* [What the task requires]
Do not copy the pictures; transcribe all other material exactly.

********

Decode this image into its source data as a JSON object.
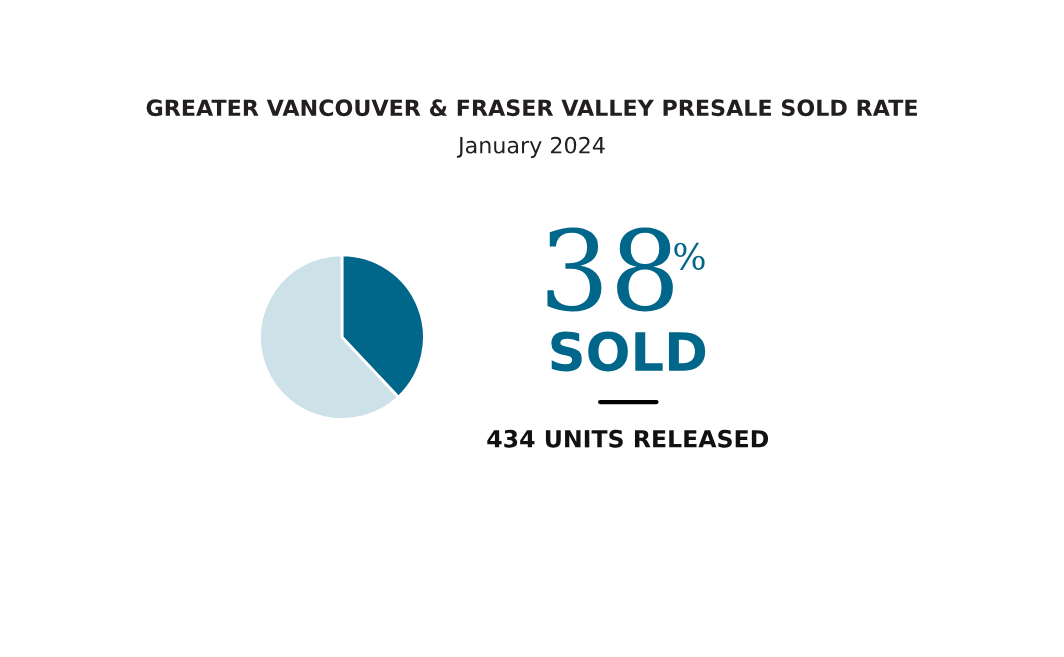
{
  "chart_data": {
    "type": "pie",
    "title": "GREATER VANCOUVER & FRASER VALLEY PRESALE SOLD RATE",
    "subtitle": "January 2024",
    "categories": [
      null,
      null
    ],
    "values": [
      38,
      62
    ],
    "colors": [
      "#00668a",
      "#cde1e8"
    ],
    "annotations": [
      "38",
      "%",
      "SOLD",
      "434 UNITS RELEASED"
    ]
  }
}
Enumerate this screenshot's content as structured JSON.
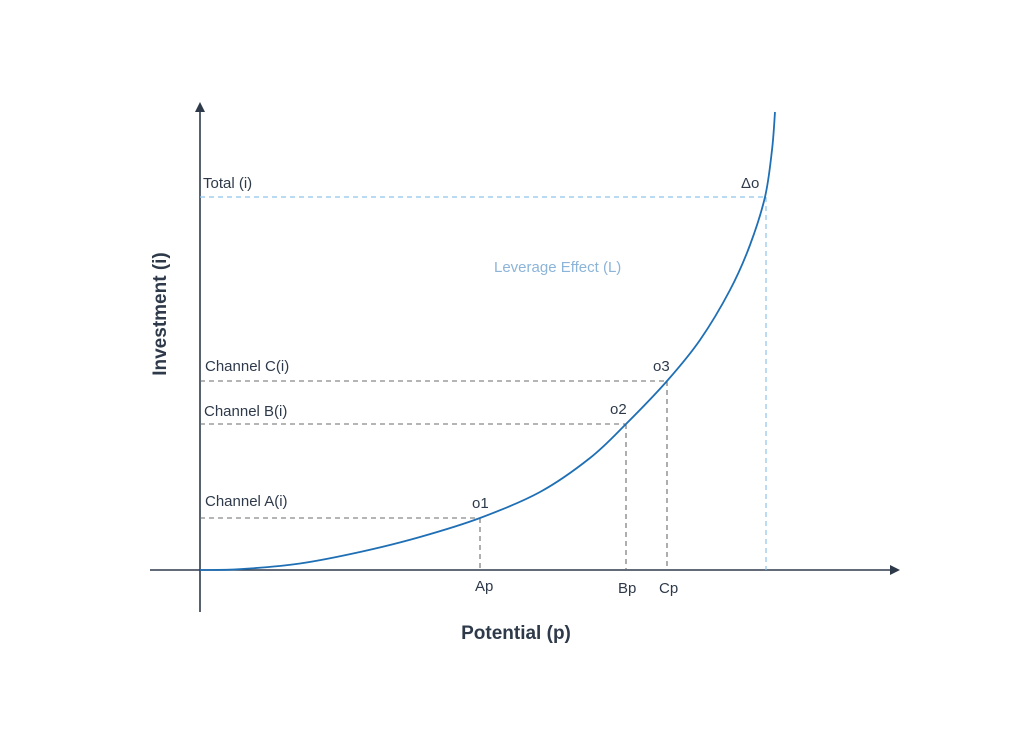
{
  "axes": {
    "x_title": "Potential (p)",
    "y_title": "Investment (i)"
  },
  "y_labels": {
    "total": "Total (i)",
    "channel_c": "Channel C(i)",
    "channel_b": "Channel B(i)",
    "channel_a": "Channel A(i)"
  },
  "x_labels": {
    "a": "Ap",
    "b": "Bp",
    "c": "Cp"
  },
  "points": {
    "o1": "o1",
    "o2": "o2",
    "o3": "o3",
    "delta": "Δo"
  },
  "annotation": {
    "leverage": "Leverage Effect (L)"
  },
  "colors": {
    "curve": "#1f6fb5",
    "axis": "#2e3a4a",
    "channel_guides": "#6b6b6b",
    "total_guides": "#8ec3ea",
    "leverage_text": "#8cb4d9"
  }
}
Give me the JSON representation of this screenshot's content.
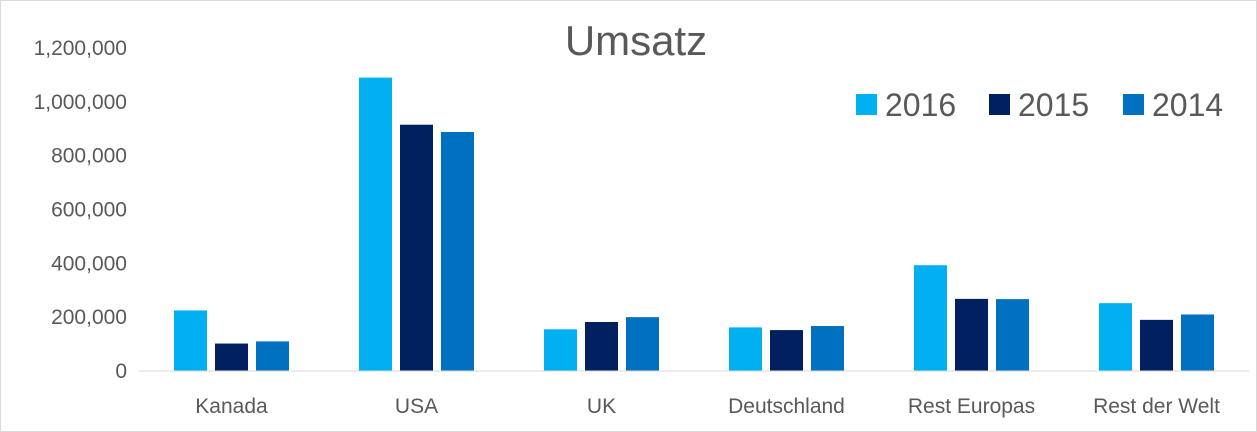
{
  "chart_data": {
    "type": "bar",
    "title": "Umsatz",
    "xlabel": "",
    "ylabel": "",
    "ylim": [
      0,
      1200000
    ],
    "yticks": [
      0,
      200000,
      400000,
      600000,
      800000,
      1000000,
      1200000
    ],
    "ytick_labels": [
      "0",
      "200,000",
      "400,000",
      "600,000",
      "800,000",
      "1,000,000",
      "1,200,000"
    ],
    "grid": false,
    "legend_position": "top-right",
    "categories": [
      "Kanada",
      "USA",
      "UK",
      "Deutschland",
      "Rest Europas",
      "Rest der Welt"
    ],
    "series": [
      {
        "name": "2016",
        "color": "#00b0f0",
        "values": [
          225000,
          1090000,
          155000,
          162000,
          393000,
          252000
        ]
      },
      {
        "name": "2015",
        "color": "#002060",
        "values": [
          102000,
          915000,
          182000,
          152000,
          268000,
          190000
        ]
      },
      {
        "name": "2014",
        "color": "#0070c0",
        "values": [
          110000,
          888000,
          200000,
          167000,
          267000,
          210000
        ]
      }
    ]
  }
}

********

* [In response]
Decode this image into its source data as a JSON object.
{
  "chart_data": {
    "type": "pie",
    "title": "GREATER VANCOUVER & FRASER VALLEY PRESALE SOLD RATE",
    "subtitle": "January 2024",
    "categories": [
      null,
      null
    ],
    "values": [
      38,
      62
    ],
    "colors": [
      "#00668a",
      "#cde1e8"
    ],
    "annotations": [
      "38",
      "%",
      "SOLD",
      "434 UNITS RELEASED"
    ]
  }
}
Enumerate this screenshot's content as structured JSON.
{
  "axes": {
    "x_title": "Potential (p)",
    "y_title": "Investment (i)"
  },
  "y_labels": {
    "total": "Total (i)",
    "channel_c": "Channel C(i)",
    "channel_b": "Channel B(i)",
    "channel_a": "Channel A(i)"
  },
  "x_labels": {
    "a": "Ap",
    "b": "Bp",
    "c": "Cp"
  },
  "points": {
    "o1": "o1",
    "o2": "o2",
    "o3": "o3",
    "delta": "Δo"
  },
  "annotation": {
    "leverage": "Leverage Effect (L)"
  },
  "colors": {
    "curve": "#1f6fb5",
    "axis": "#2e3a4a",
    "channel_guides": "#6b6b6b",
    "total_guides": "#8ec3ea",
    "leverage_text": "#8cb4d9"
  }
}
Give me the JSON representation of this screenshot's content.
{
  "chart_data": {
    "type": "bar",
    "title": "Umsatz",
    "xlabel": "",
    "ylabel": "",
    "ylim": [
      0,
      1200000
    ],
    "yticks": [
      0,
      200000,
      400000,
      600000,
      800000,
      1000000,
      1200000
    ],
    "ytick_labels": [
      "0",
      "200,000",
      "400,000",
      "600,000",
      "800,000",
      "1,000,000",
      "1,200,000"
    ],
    "grid": false,
    "legend_position": "top-right",
    "categories": [
      "Kanada",
      "USA",
      "UK",
      "Deutschland",
      "Rest Europas",
      "Rest der Welt"
    ],
    "series": [
      {
        "name": "2016",
        "color": "#00b0f0",
        "values": [
          225000,
          1090000,
          155000,
          162000,
          393000,
          252000
        ]
      },
      {
        "name": "2015",
        "color": "#002060",
        "values": [
          102000,
          915000,
          182000,
          152000,
          268000,
          190000
        ]
      },
      {
        "name": "2014",
        "color": "#0070c0",
        "values": [
          110000,
          888000,
          200000,
          167000,
          267000,
          210000
        ]
      }
    ]
  }
}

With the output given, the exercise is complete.